Pena - reclusão, de 2 (dois) a 6 (seis) anos.

Parágrafo único.  Se o crime é cometido com o fim de obter vantagem econômica, aplica-se também multa.

Art. 216. Revogado.

Antes da Lei 12.015/2009, tínhamos no CP os crimes de posse sexual mediante fraude (art. 215 - quando era levada a efeito conduta de manter conjunção carnal com mulher mediante fraude); e atentado violento ao pudor mediante fraude (art. 216 - quando se utilizava de fraude para conseguir ato libidinoso diverso da conjunção carnal com alguém). Atualmente, os dois artigos estão fundidos no art. 215. A pena aumentou. Eliminaram-se as qualificadoras antes previstas nos artigos 215 e 216.

3.1 Objetos jurídico e material

O objeto jurídico da infração penal em deslinde é a liberdade sexual. O objeto material pode ser tanto o homem quanto a mulher.

3.2 Sujeitos ativo e passivo

Também tanto o homem quanto a mulher podem, em regra, ser sujeitos ativo e passivo. Em se tratando de conjunção carnal, exige-se homem em um pólo e mulher no outro, pois a relação deve ser heterossexual, considerando que a conjunção carnal somente pode ocorrer com a introdução do pênis na vagina [07]. Não pode figurar como sujeito passivo menor de catorze anos, considerando que a relação sexual com pessoa nesta condição acarreta a incidência do art. 217-A do CP (estupro de vulnerável), seja a relação sexual conseguida de forma forçada, mediante fraude ou mesmo consentida.

• **Conjunto de registros**:

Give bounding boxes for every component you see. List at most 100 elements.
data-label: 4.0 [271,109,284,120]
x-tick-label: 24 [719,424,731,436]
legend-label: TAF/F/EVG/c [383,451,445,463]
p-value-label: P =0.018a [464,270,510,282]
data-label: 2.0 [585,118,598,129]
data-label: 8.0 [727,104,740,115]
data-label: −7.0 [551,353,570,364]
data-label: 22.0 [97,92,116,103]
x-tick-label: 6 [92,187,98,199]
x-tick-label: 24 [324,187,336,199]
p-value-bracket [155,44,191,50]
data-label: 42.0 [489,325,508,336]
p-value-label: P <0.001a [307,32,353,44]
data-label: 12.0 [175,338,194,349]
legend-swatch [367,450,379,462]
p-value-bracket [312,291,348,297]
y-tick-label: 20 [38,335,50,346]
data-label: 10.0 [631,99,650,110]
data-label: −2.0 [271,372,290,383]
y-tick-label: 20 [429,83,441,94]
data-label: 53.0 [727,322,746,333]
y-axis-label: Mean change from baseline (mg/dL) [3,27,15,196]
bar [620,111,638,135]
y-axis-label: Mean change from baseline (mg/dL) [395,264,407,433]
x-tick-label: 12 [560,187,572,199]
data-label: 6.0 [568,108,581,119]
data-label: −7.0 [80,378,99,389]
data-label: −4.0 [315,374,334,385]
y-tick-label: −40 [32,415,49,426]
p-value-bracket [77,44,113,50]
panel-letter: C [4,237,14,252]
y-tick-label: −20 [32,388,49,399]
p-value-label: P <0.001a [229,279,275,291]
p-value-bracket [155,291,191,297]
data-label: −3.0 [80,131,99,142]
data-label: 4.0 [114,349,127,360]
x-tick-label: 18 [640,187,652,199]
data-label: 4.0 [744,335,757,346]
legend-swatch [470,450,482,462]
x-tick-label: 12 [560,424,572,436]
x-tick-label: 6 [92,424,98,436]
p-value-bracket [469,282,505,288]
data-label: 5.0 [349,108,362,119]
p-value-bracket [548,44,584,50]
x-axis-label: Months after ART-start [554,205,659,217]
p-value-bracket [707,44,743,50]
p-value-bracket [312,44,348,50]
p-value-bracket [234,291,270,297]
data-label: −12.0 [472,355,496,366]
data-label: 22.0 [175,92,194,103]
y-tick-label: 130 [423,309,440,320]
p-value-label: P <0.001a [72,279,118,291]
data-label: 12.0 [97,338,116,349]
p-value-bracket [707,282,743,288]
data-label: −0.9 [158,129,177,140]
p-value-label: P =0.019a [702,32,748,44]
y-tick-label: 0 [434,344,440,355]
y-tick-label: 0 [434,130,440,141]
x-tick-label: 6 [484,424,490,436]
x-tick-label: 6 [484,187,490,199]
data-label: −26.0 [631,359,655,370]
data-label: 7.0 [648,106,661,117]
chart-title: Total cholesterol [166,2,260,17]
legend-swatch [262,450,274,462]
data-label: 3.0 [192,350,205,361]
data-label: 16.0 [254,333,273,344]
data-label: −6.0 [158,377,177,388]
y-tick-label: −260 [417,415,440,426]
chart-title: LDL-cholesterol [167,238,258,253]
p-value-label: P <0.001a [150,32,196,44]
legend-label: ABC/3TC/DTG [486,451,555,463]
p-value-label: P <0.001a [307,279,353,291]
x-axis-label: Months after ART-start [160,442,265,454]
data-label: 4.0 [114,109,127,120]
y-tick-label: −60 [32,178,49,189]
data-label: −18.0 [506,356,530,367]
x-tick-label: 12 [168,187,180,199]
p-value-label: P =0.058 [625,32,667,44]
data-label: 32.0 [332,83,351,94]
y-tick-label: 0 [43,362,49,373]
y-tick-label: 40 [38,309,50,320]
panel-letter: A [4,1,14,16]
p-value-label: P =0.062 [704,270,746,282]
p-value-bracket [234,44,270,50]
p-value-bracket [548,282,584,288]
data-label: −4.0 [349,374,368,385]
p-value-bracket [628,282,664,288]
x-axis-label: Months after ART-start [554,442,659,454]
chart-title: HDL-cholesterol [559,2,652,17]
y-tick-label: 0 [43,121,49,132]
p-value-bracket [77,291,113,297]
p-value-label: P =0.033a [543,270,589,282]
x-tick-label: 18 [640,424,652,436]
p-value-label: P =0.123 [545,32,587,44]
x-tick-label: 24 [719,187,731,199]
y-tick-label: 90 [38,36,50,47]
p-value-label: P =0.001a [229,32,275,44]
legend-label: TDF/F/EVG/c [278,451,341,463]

• **Tarefa proposta**:
Responda com base no artigo sobre a fraude sexual no Código Penal:
1. Qual é a pena de reclusão prevista?
2. Qual é o objeto jurídico dessa infração penal?
3. Que artigo do CP se aplica quando a vítima tem menos de catorze anos?

• **Resposta da tarefa**:
1. Reclusão de 2 (dois) a 6 (seis) anos.
2. A liberdade sexual.
3. O art. 217-A do CP (estupro de vulnerável).